I’m at the Reykjavík home of Damon Albarn of Blur and Gorillaz fame, sitting in his living room—an enormous space whose defining feature is the window spanning the entirety of one wall, offering a view of a more untouched part of Reykjavík harbour: black sand beaches, a small nearby island, the imposing figure of Mt. Esja rising into the clouds, and the expanse of slate-grey water that stretches to the horizon. Standing just inches from the window is an upright piano, its back to the breathtaking panorama.
It’s in this room where Albarn’s newest album, ‘The Nearer The Fountain, More Pure The Stream Flows’, was composed. In fact, the view itself guides the harmonies and melodies on this album in a novel way.
“I’ve spent years just sitting at the piano and staring,” Damon says. “Once you start it’s like—,” he begins, but is suddenly distracted by the view from the window. “Oh my god, there’s a rainbow, there’s everything.”
He stands, picks up his tablet, and walks to the window to take some photos of the rainbow in question, singing softly as he does: “Rainbooooow… rainbowwwww!” I remark that it’s admirable he hasn’t grown jaded to this country’s features after more than 20 years of making Iceland a part of his life.
“It’s hard to get jaded to that,” he says, gesturing to the window. “It’s volatile. And the mood—it’s just crazy.”
Over the course of our conversation, Damon talks about how this view inspired his new album, his views on social justice, and how he fell in love with Iceland.
Flying over black sand beaches
“I had a very specific introduction to Iceland,” Damon says. “I used to have a recurring dream as a child, of flying over black sand. It wasn’t connected to anything, but I would always find myself, at night, in my dreams, flying over black sand. I kept having that dream for a long time. Then I became a young adult and forgot about the dream for a bit. Much later I was lying in a hotel room somewhere, on tour, and watched a National Geographic programme that happened to be about Iceland. Suddenly, I realised that Iceland was full of black sand beaches.”
The timing of making this connection was fortuitous for Damon, as the experience of fame was beginning to take its toll.
“It was at a moment in my life where I’d become far more famous than I’d ever anticipated or even imagined,” he says. “It gets beyond a point where your imagination can go, it becomes deeply psychological, its effect on you. It dawns on you that this is not straightforward, and it’s not the thing that you imagined as a kid, religiously watching Top Of The Pops. It’s way more than that, and way darker than that. I felt I needed to get out somewhere where no one would know me.”
This led to his first trip to Iceland, with a typewriter and guitar in tow, and re-connecting with the only person he knew in the country: musician, visual artist and former Sugarcubes vocalist Einar Örn Benediktsson, whom he previously met in Boston. Damon describes Einar as “my guide, really, into the world of Reykjavík.” The two soon became fast friends, and Damon began frequenting the downtown pub Kaffibarinn, which he would later, and temporarily, become part owner of. During this time, Damon fell hard for Iceland.

## DATA PROVIDED
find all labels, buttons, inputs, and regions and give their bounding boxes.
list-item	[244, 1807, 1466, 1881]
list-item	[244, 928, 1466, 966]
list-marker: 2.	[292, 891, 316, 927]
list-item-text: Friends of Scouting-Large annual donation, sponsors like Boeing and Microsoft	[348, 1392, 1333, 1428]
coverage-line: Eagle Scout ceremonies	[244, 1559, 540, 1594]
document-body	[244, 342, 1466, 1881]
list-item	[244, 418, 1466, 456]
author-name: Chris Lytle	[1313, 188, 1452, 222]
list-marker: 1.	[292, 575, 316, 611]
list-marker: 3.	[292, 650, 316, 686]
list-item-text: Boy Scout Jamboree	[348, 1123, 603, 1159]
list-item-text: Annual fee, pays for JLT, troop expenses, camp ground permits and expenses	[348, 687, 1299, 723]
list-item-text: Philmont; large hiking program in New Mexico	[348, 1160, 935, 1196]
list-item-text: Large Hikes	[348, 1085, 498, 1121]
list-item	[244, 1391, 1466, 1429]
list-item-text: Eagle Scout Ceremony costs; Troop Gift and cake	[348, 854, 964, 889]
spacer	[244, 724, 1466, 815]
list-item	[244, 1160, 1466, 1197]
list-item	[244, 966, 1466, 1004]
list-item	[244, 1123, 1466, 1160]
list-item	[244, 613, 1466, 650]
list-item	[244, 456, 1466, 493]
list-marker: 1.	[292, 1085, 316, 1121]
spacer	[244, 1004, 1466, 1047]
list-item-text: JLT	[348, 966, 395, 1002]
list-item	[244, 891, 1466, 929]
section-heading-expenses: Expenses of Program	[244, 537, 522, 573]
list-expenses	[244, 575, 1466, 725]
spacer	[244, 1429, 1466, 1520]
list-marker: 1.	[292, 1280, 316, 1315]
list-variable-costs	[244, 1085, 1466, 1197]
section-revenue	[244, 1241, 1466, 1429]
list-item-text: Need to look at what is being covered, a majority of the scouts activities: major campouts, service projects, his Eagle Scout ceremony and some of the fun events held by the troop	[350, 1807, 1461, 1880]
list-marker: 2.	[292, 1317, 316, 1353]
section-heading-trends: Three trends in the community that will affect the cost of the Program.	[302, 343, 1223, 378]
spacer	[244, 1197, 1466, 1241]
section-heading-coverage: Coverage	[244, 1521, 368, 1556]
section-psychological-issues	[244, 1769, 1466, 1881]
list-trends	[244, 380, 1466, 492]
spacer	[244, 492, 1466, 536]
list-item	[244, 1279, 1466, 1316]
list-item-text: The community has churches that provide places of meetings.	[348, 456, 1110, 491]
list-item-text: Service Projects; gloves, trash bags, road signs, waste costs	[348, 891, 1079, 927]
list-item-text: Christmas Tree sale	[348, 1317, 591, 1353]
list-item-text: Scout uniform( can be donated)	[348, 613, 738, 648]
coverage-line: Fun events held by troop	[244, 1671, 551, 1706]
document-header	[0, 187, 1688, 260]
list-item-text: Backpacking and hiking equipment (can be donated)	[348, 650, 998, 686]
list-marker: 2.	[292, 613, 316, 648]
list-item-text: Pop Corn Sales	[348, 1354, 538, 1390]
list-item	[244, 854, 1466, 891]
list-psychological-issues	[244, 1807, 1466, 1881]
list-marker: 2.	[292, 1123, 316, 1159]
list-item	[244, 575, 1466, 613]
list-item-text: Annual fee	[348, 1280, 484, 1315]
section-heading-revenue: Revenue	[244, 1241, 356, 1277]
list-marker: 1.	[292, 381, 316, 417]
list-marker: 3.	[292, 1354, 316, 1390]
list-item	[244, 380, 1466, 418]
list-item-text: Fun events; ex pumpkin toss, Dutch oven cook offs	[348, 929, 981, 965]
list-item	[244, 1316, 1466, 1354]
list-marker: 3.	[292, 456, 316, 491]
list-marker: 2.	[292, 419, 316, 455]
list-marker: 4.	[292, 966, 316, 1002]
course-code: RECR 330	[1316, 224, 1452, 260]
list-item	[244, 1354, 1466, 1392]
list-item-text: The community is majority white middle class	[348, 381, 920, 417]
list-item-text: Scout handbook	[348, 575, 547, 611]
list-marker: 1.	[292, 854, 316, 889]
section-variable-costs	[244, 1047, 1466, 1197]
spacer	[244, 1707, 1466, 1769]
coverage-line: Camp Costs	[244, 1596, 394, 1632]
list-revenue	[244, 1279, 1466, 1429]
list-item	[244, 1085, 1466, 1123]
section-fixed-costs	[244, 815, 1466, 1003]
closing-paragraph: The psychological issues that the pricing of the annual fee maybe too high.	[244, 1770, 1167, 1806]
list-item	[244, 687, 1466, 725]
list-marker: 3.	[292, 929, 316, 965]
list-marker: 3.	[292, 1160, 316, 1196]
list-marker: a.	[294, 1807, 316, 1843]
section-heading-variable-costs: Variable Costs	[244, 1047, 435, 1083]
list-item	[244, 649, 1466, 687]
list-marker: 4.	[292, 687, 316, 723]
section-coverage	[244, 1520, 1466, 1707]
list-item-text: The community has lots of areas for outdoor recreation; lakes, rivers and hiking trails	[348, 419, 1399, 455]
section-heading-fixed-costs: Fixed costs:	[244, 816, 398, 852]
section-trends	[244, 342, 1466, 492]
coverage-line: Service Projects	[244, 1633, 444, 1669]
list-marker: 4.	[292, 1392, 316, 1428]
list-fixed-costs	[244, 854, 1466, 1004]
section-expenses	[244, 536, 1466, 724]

* * *

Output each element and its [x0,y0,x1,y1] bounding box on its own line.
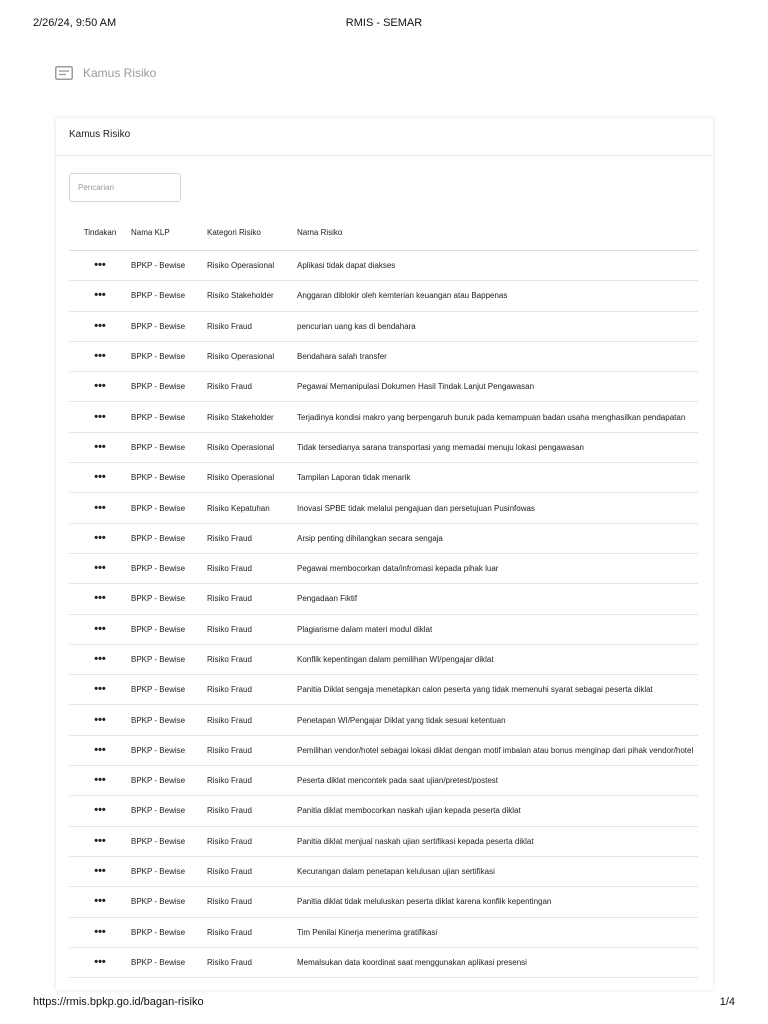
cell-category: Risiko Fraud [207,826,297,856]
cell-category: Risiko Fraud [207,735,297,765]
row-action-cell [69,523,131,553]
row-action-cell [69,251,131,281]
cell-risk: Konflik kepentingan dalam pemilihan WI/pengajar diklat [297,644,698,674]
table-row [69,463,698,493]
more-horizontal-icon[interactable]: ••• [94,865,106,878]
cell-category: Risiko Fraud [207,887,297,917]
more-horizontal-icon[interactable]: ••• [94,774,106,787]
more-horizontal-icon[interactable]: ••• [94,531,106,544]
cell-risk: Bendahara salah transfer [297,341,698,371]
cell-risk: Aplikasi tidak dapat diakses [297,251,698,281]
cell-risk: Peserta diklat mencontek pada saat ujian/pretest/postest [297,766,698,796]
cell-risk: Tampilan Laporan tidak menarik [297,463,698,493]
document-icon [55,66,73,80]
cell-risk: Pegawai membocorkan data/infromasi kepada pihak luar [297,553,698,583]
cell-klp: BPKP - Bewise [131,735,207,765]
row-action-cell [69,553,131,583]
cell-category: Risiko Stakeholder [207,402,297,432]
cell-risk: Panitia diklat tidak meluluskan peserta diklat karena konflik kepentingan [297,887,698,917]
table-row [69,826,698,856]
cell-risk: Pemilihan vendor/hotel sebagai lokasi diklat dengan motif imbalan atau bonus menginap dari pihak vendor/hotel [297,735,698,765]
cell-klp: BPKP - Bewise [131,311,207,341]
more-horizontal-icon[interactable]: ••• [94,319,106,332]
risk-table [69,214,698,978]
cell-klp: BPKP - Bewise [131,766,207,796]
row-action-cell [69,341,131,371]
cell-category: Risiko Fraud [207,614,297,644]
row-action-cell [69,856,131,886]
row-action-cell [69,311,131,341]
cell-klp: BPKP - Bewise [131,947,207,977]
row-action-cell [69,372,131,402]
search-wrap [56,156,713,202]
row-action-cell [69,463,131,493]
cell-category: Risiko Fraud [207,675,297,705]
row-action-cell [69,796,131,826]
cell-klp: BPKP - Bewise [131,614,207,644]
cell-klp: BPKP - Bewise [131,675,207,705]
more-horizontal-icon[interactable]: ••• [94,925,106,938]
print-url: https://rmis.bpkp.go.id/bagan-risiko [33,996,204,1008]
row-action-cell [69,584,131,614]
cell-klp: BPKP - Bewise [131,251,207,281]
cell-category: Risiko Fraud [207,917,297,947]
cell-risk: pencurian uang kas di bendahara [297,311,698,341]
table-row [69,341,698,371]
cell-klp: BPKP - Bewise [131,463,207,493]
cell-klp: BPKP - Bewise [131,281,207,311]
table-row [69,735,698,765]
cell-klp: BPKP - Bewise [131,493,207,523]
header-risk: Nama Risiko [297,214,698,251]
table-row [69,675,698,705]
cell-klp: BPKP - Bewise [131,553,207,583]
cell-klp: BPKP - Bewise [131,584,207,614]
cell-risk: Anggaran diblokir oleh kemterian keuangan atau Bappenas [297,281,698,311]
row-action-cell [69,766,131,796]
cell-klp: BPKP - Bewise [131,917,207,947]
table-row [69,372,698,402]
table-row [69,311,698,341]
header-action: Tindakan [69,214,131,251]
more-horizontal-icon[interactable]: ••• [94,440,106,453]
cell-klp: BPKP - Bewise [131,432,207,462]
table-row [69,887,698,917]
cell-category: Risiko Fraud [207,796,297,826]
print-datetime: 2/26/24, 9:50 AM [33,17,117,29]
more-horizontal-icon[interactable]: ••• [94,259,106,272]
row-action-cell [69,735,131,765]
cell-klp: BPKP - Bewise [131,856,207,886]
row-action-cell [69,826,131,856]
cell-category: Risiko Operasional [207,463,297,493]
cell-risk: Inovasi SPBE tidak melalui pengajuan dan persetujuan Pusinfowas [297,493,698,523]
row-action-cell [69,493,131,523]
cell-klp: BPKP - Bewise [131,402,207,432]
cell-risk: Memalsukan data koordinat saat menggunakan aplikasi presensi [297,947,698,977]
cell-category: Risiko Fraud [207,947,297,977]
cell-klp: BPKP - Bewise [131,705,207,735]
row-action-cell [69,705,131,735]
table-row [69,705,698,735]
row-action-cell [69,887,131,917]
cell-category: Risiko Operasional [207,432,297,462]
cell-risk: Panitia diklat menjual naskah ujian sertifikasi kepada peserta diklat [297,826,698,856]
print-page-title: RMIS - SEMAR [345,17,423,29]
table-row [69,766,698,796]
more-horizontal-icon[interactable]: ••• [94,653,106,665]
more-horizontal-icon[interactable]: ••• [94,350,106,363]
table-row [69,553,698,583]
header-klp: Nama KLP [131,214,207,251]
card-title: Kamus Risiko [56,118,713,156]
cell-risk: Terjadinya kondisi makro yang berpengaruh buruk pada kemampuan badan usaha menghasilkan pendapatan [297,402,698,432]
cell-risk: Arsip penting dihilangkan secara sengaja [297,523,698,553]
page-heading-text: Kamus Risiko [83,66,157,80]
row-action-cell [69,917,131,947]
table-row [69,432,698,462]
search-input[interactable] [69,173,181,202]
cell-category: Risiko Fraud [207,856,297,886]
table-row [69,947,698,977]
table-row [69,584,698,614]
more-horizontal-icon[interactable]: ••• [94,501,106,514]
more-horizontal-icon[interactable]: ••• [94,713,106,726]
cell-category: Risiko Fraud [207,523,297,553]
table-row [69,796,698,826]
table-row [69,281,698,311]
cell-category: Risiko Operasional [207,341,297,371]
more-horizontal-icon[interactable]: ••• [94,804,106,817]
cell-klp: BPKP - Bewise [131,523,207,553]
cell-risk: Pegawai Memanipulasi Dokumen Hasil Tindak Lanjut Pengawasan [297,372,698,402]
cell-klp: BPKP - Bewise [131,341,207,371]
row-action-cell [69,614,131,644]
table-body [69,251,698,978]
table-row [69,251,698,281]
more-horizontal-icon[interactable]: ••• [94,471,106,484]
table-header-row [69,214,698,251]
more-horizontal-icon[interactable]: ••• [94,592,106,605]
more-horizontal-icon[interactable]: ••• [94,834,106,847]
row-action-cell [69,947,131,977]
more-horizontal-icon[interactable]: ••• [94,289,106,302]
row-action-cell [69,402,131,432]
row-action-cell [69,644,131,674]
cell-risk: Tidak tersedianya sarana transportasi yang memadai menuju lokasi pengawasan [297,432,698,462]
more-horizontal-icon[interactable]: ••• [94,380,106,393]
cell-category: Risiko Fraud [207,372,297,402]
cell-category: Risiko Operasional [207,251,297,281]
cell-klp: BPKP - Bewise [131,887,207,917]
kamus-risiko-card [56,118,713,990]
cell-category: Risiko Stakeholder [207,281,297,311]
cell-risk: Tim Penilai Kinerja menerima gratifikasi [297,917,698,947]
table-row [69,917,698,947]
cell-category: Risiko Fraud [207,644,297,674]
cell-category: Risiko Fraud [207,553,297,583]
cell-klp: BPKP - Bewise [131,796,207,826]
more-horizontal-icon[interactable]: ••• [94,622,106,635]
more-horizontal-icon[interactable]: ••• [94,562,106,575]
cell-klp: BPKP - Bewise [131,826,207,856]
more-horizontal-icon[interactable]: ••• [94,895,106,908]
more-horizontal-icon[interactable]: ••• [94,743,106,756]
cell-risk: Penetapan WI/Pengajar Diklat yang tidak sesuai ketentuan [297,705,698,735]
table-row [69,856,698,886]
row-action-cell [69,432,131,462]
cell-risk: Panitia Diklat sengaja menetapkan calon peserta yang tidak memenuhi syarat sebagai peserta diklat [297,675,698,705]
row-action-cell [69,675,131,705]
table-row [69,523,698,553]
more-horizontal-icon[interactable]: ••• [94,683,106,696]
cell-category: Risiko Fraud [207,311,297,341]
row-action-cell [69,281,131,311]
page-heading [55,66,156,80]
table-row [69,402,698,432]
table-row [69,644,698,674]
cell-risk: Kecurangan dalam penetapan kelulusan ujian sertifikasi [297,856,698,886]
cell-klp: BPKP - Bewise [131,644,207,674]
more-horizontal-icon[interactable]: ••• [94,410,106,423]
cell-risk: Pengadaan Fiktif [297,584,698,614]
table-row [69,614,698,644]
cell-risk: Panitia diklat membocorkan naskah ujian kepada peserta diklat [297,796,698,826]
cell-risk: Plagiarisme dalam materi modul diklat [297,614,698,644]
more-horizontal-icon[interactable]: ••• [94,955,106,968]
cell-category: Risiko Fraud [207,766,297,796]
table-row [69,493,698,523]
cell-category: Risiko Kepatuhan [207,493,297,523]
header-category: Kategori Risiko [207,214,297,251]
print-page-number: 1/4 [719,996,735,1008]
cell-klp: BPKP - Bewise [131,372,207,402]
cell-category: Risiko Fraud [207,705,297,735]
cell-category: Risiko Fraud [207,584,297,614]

## PROBLEMS TO SOLVE
#1 In the Damon Albarn interview, what did he bring with him on his first trip to Iceland?
#2 Retype part of the Damon Albarn interview, beginning at the words "Over the course" and ending after the words "love with Iceland.".
The listing comes from a different source than the Damon Albarn interview.

## SOLUTIONS PER TASK
#1 A typewriter and a guitar.

#2
Over the course of our conversation, Damon talks about how this view inspired his new album, his views on social justice, and how he fell in love with Iceland.